§ **Available records**
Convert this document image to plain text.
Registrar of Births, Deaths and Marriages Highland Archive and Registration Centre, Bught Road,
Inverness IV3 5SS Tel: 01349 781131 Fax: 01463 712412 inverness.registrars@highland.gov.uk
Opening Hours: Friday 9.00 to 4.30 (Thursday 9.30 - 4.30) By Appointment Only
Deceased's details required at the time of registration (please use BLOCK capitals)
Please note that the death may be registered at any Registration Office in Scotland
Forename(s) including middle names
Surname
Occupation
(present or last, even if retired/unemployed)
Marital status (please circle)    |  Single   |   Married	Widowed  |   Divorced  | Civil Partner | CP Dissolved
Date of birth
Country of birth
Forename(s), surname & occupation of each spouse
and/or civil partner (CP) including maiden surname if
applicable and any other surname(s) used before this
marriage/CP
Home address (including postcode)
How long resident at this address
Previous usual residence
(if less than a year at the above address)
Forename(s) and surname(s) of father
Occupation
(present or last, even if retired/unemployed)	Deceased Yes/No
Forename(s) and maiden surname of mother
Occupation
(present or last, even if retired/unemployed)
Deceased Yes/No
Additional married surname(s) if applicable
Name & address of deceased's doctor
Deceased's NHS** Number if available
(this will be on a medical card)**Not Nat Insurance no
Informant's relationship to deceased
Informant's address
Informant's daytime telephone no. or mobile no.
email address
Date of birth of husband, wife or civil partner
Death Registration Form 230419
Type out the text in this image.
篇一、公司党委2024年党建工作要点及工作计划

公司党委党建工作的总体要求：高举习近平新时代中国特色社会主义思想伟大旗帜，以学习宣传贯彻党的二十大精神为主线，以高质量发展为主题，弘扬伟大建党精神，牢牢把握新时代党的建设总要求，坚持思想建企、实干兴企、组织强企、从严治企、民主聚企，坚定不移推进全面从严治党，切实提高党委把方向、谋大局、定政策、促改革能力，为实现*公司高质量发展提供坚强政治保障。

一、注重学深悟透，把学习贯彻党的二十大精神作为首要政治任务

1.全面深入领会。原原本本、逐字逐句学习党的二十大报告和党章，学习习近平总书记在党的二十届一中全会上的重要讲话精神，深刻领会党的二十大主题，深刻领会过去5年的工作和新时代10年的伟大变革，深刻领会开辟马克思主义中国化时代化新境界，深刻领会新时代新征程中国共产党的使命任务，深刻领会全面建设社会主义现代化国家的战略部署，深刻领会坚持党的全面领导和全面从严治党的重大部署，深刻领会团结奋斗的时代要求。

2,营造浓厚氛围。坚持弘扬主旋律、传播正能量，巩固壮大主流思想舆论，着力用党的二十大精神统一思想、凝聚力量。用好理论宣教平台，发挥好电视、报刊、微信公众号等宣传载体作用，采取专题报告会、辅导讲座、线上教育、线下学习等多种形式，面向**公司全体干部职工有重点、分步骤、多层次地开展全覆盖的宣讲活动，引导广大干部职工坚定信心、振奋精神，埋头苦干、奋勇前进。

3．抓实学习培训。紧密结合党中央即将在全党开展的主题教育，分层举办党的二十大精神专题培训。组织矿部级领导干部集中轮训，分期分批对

---

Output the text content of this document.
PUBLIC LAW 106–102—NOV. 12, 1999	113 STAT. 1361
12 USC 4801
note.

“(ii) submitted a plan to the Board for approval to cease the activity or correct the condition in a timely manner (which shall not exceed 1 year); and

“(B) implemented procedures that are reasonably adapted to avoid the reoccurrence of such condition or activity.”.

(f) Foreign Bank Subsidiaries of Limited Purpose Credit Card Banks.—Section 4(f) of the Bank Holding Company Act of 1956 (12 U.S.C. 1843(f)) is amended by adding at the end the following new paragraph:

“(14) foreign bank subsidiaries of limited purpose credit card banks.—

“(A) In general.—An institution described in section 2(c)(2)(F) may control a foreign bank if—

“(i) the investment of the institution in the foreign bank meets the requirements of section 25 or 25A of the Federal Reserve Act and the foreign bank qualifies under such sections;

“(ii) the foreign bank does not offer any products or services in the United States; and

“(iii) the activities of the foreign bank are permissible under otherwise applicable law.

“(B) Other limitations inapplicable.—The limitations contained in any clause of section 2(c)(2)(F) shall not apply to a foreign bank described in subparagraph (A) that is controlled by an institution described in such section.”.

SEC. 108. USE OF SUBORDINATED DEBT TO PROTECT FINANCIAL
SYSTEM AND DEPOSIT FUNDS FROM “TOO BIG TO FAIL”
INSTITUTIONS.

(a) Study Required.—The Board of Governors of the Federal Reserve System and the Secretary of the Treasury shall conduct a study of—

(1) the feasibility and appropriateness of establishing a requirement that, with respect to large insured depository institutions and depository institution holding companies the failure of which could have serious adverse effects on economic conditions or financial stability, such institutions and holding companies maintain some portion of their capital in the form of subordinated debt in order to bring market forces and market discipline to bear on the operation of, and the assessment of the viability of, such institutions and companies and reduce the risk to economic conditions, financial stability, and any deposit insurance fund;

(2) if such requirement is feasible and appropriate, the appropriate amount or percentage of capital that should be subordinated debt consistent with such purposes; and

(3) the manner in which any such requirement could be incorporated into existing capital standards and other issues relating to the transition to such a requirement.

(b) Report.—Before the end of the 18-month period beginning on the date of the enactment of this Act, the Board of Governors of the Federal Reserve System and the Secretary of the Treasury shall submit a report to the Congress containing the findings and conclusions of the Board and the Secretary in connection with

--

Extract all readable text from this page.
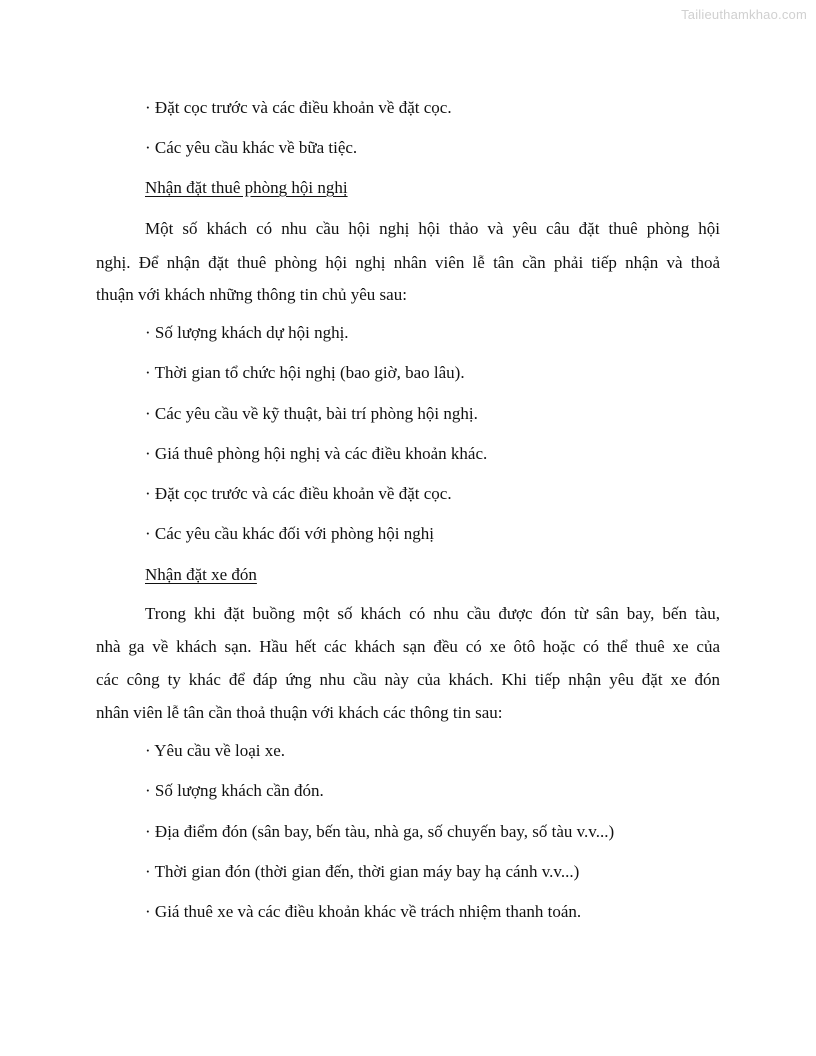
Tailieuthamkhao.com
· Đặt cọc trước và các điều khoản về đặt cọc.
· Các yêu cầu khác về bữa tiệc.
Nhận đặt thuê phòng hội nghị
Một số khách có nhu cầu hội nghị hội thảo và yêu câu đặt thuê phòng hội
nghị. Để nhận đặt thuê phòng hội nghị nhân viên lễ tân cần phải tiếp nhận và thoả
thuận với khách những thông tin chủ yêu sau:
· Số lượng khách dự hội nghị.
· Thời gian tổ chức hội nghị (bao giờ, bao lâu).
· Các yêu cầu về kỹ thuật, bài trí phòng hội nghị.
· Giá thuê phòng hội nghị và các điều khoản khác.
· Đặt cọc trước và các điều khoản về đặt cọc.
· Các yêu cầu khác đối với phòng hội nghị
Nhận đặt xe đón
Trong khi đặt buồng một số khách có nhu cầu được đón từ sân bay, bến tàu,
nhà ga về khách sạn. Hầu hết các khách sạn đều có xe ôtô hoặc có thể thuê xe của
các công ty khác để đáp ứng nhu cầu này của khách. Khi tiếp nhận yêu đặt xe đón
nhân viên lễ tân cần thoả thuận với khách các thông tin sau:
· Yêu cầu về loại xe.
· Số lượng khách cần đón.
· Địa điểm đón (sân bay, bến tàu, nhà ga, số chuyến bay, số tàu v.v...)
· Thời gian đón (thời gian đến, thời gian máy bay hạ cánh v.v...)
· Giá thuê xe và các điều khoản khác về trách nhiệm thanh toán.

§ **What is expected**
Check each line of the records for the word "including" and extract those that contain it.

§ **Final answer**
Forename(s) including middle names
and/or civil partner (CP) including maiden surname if
Home address (including postcode)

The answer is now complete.